Stated exercise 1
Decide whether each statement agrees with the excerpt on Christians and military service, and give yes or no along with the deciding words of the excerpt, quoted exactly: (a) Cassian was notary to the same legion. (b) Tatian says that the Christians accepted military commands. (c) Martin was bred to the profession of arms.

Excerpt
[START]

He was committed to prison, but he was still faithful to Christianity:
“It is not lawful,” said he, “for a Christian to bear arms for any earthly consideration,” and he was in consequence put to death.
Cassian, who was notary to the same legion, gave up his office almost immediately afterwards. He steadfastly maintained the sentiments of Marcellus, and like him was consigned to the executioner.
Martin, of whom so much is said by Sulpicius Severus, was bred to the profession of arms, which, on his acceptance of Christianity, he abandoned.
To Julian the apostate, the only reason that we find he gave for his conduct was this: “I am a Christian, and therefore I cannot fight.”
The answer of Tarachus to Numerianus Maximus is in words nearly similar:
“I have led a military life and am a Roman, and because I am a Christian, I have abandoned my profession of a soldier.”
These were not the sentiments, and this was not the conduct, of the insulated individuals who might be actuated by individual opinions, or by their private interpretations of the duties of Christianity:
Their principles were the principles of the body. They were recognized and defended by the Christian writers who were their contemporaries.
Justin Martyr and Tatian talk of soldiers and Christians as distinct characters, and Tatian says that the Christians declined even military commands.

[END]

Dataset content
[START]

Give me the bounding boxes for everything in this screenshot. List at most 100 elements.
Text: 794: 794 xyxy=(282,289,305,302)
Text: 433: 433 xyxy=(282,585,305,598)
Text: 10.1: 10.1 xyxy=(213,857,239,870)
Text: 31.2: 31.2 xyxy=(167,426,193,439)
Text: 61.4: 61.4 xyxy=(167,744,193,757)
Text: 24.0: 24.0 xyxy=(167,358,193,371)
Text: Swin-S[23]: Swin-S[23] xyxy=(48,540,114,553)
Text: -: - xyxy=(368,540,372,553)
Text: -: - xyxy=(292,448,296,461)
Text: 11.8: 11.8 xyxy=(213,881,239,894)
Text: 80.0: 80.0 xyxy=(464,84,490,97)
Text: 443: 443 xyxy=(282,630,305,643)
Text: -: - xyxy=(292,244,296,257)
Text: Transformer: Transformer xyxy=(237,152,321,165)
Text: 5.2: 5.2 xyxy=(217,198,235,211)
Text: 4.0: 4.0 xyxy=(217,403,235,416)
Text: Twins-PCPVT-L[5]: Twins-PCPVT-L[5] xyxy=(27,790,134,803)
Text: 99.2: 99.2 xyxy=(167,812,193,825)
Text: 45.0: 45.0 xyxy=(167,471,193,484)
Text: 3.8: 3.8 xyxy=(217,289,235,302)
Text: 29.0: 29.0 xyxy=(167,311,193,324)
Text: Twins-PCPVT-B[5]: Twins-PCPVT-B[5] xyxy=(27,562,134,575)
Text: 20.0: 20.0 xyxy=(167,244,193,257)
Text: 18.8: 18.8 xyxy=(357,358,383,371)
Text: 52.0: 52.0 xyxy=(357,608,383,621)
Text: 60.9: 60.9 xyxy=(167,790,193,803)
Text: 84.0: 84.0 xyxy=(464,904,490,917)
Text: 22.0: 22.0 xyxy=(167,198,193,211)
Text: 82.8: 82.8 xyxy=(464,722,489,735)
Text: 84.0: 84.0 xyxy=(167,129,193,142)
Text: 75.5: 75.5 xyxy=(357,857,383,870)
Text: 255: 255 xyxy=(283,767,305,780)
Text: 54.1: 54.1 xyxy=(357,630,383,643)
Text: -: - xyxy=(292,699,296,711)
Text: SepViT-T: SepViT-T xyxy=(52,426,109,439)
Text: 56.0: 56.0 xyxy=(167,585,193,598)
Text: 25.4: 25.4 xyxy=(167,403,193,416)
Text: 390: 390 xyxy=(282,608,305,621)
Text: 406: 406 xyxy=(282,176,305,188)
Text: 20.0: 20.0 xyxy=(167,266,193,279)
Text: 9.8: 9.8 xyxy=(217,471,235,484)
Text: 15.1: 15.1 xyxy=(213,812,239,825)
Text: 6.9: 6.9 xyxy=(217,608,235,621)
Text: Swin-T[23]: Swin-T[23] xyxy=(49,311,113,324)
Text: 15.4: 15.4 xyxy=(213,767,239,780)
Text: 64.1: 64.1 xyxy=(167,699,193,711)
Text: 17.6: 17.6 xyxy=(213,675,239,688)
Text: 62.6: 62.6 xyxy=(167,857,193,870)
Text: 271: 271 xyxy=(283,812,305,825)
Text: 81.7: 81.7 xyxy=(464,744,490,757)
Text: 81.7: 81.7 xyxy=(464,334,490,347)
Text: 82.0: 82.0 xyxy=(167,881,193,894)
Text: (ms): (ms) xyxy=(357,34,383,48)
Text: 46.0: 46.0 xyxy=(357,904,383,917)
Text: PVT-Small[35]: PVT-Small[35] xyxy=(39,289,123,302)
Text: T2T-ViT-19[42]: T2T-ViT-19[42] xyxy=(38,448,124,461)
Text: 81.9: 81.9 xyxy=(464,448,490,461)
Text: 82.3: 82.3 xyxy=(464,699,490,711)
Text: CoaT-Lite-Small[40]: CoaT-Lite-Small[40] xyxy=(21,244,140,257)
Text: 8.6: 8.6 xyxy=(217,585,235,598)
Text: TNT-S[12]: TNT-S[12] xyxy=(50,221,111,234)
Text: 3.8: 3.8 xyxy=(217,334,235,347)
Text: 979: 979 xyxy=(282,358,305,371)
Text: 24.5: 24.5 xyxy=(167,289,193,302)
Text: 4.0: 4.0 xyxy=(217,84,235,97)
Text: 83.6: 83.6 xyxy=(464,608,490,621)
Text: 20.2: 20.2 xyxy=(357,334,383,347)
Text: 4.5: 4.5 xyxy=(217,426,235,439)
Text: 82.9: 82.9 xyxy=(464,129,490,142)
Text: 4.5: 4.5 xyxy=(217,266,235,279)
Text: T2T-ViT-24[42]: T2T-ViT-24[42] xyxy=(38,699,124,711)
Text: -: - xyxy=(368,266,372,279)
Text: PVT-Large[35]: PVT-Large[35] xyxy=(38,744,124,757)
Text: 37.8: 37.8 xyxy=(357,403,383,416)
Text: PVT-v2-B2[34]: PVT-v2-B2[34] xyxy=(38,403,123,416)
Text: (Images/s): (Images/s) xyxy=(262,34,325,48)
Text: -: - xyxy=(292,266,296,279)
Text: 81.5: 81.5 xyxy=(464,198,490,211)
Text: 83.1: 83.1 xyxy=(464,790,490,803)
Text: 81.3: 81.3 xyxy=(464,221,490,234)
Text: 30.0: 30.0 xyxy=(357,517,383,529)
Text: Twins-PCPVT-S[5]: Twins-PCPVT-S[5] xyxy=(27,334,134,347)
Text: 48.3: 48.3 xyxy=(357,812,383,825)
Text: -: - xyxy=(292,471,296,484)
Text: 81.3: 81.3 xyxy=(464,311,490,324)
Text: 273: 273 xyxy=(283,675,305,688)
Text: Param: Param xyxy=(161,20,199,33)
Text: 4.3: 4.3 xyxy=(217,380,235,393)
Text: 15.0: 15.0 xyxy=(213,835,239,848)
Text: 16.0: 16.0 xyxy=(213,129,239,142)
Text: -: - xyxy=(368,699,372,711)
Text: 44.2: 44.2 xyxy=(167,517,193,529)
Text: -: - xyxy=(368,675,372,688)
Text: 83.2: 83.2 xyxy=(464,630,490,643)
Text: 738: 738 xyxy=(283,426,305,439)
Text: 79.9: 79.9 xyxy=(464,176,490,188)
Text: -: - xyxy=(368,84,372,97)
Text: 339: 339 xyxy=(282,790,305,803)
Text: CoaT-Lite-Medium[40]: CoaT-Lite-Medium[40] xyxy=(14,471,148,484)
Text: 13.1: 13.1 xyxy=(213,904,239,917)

[END]

Stated exercise 2
Rewrite the rows from their first line through the line containing "Text: Swin-S[23]: Swin-S[23]", substituting "image" for "screenshot" and leaving everything else unchanged.

Worked answer 1
(a) Yes: "Cassian, who was notary to the same legion, gave up his office almost immediately afterwards."
(b) No: "Tatian says that the Christians declined even military commands."
(c) Yes: "Martin, of whom so much is said by Sulpicius Severus, was bred to the profession of arms"

Worked answer 2
Give me the bounding boxes for everything in this image. List at most 100 elements.
Text: 794: 794 xyxy=(282,289,305,302)
Text: 433: 433 xyxy=(282,585,305,598)
Text: 10.1: 10.1 xyxy=(213,857,239,870)
Text: 31.2: 31.2 xyxy=(167,426,193,439)
Text: 61.4: 61.4 xyxy=(167,744,193,757)
Text: 24.0: 24.0 xyxy=(167,358,193,371)
Text: Swin-S[23]: Swin-S[23] xyxy=(48,540,114,553)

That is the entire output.